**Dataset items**

━━━━━━━━━━━━━━━━━━━━━━━━━━━━━━

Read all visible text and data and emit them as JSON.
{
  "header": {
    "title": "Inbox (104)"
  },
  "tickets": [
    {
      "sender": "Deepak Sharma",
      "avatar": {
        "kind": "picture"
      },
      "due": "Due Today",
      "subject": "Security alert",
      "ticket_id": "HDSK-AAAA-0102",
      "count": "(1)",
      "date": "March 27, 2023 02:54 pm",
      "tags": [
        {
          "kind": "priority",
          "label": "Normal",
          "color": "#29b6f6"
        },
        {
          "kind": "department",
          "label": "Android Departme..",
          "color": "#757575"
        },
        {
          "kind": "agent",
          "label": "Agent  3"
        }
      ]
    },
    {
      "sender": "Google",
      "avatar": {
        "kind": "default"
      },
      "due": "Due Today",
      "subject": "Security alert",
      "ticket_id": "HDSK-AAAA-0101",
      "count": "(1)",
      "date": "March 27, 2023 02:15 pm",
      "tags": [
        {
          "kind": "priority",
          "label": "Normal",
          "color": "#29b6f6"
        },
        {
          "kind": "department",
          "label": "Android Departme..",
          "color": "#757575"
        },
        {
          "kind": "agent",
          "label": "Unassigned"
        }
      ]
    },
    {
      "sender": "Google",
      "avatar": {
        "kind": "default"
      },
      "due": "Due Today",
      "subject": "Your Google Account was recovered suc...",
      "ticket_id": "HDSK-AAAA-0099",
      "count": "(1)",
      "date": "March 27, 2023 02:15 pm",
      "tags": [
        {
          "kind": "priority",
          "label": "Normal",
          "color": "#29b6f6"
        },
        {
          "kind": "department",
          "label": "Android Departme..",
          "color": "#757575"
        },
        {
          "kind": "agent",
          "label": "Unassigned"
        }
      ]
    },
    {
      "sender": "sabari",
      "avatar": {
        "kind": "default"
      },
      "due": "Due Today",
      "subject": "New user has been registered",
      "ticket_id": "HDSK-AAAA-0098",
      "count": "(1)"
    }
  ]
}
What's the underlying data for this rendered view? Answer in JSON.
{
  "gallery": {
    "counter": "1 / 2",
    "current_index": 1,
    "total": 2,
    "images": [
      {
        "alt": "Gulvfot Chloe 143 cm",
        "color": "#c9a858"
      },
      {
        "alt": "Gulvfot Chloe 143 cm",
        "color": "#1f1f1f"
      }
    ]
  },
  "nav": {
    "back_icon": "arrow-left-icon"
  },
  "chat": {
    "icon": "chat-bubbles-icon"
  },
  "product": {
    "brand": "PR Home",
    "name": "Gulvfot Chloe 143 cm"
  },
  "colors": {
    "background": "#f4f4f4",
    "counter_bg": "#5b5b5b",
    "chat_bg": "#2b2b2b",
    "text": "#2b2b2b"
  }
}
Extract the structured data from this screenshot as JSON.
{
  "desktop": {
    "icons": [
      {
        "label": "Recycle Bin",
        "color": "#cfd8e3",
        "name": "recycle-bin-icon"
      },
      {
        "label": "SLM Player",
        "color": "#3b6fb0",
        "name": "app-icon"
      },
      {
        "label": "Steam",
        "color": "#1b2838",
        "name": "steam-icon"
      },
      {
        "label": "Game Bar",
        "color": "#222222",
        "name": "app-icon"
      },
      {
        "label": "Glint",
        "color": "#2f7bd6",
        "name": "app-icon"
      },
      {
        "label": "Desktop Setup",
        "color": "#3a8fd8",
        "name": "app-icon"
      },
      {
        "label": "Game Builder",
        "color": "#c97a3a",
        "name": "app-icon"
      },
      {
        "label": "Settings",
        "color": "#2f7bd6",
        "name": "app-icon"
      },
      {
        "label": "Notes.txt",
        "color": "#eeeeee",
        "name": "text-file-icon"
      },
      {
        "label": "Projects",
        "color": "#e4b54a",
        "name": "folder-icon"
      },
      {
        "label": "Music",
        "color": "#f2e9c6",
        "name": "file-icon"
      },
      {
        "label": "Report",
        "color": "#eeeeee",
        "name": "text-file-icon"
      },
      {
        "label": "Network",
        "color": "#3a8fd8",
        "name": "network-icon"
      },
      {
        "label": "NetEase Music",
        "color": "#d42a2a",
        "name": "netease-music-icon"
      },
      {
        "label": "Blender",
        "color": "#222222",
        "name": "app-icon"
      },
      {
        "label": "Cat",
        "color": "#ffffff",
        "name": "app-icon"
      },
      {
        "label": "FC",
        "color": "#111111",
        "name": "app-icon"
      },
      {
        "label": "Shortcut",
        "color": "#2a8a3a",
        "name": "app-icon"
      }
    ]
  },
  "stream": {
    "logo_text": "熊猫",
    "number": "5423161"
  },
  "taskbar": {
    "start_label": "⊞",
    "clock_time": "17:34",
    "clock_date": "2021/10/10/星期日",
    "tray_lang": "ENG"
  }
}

━━━━━━━━━━━━━━━━━━━━━━━━━━━━━━

**EXERCISE TASK**
Reproduce every line of the material above exactly.

**RESPONSE**
Read all visible text and data and emit them as JSON.
{
  "header": {
    "title": "Inbox (104)"
  },
  "tickets": [
    {
      "sender": "Deepak Sharma",
      "avatar": {
        "kind": "picture"
      },
      "due": "Due Today",
      "subject": "Security alert",
      "ticket_id": "HDSK-AAAA-0102",
      "count": "(1)",
      "date": "March 27, 2023 02:54 pm",
      "tags": [
        {
          "kind": "priority",
          "label": "Normal",
          "color": "#29b6f6"
        },
        {
          "kind": "department",
          "label": "Android Departme..",
          "color": "#757575"
        },
        {
          "kind": "agent",
          "label": "Agent  3"
        }
      ]
    },
    {
      "sender": "Google",
      "avatar": {
        "kind": "default"
      },
      "due": "Due Today",
      "subject": "Security alert",
      "ticket_id": "HDSK-AAAA-0101",
      "count": "(1)",
      "date": "March 27, 2023 02:15 pm",
      "tags": [
        {
          "kind": "priority",
          "label": "Normal",
          "color": "#29b6f6"
        },
        {
          "kind": "department",
          "label": "Android Departme..",
          "color": "#757575"
        },
        {
          "kind": "agent",
          "label": "Unassigned"
        }
      ]
    },
    {
      "sender": "Google",
      "avatar": {
        "kind": "default"
      },
      "due": "Due Today",
      "subject": "Your Google Account was recovered suc...",
      "ticket_id": "HDSK-AAAA-0099",
      "count": "(1)",
      "date": "March 27, 2023 02:15 pm",
      "tags": [
        {
          "kind": "priority",
          "label": "Normal",
          "color": "#29b6f6"
        },
        {
          "kind": "department",
          "label": "Android Departme..",
          "color": "#757575"
        },
        {
          "kind": "agent",
          "label": "Unassigned"
        }
      ]
    },
    {
      "sender": "sabari",
      "avatar": {
        "kind": "default"
      },
      "due": "Due Today",
      "subject": "New user has been registered",
      "ticket_id": "HDSK-AAAA-0098",
      "count": "(1)"
    }
  ]
}
What's the underlying data for this rendered view? Answer in JSON.
{
  "gallery": {
    "counter": "1 / 2",
    "current_index": 1,
    "total": 2,
    "images": [
      {
        "alt": "Gulvfot Chloe 143 cm",
        "color": "#c9a858"
      },
      {
        "alt": "Gulvfot Chloe 143 cm",
        "color": "#1f1f1f"
      }
    ]
  },
  "nav": {
    "back_icon": "arrow-left-icon"
  },
  "chat": {
    "icon": "chat-bubbles-icon"
  },
  "product": {
    "brand": "PR Home",
    "name": "Gulvfot Chloe 143 cm"
  },
  "colors": {
    "background": "#f4f4f4",
    "counter_bg": "#5b5b5b",
    "chat_bg": "#2b2b2b",
    "text": "#2b2b2b"
  }
}
Extract the structured data from this screenshot as JSON.
{
  "desktop": {
    "icons": [
      {
        "label": "Recycle Bin",
        "color": "#cfd8e3",
        "name": "recycle-bin-icon"
      },
      {
        "label": "SLM Player",
        "color": "#3b6fb0",
        "name": "app-icon"
      },
      {
        "label": "Steam",
        "color": "#1b2838",
        "name": "steam-icon"
      },
      {
        "label": "Game Bar",
        "color": "#222222",
        "name": "app-icon"
      },
      {
        "label": "Glint",
        "color": "#2f7bd6",
        "name": "app-icon"
      },
      {
        "label": "Desktop Setup",
        "color": "#3a8fd8",
        "name": "app-icon"
      },
      {
        "label": "Game Builder",
        "color": "#c97a3a",
        "name": "app-icon"
      },
      {
        "label": "Settings",
        "color": "#2f7bd6",
        "name": "app-icon"
      },
      {
        "label": "Notes.txt",
        "color": "#eeeeee",
        "name": "text-file-icon"
      },
      {
        "label": "Projects",
        "color": "#e4b54a",
        "name": "folder-icon"
      },
      {
        "label": "Music",
        "color": "#f2e9c6",
        "name": "file-icon"
      },
      {
        "label": "Report",
        "color": "#eeeeee",
        "name": "text-file-icon"
      },
      {
        "label": "Network",
        "color": "#3a8fd8",
        "name": "network-icon"
      },
      {
        "label": "NetEase Music",
        "color": "#d42a2a",
        "name": "netease-music-icon"
      },
      {
        "label": "Blender",
        "color": "#222222",
        "name": "app-icon"
      },
      {
        "label": "Cat",
        "color": "#ffffff",
        "name": "app-icon"
      },
      {
        "label": "FC",
        "color": "#111111",
        "name": "app-icon"
      },
      {
        "label": "Shortcut",
        "color": "#2a8a3a",
        "name": "app-icon"
      }
    ]
  },
  "stream": {
    "logo_text": "熊猫",
    "number": "5423161"
  },
  "taskbar": {
    "start_label": "⊞",
    "clock_time": "17:34",
    "clock_date": "2021/10/10/星期日",
    "tray_lang": "ENG"
  }
}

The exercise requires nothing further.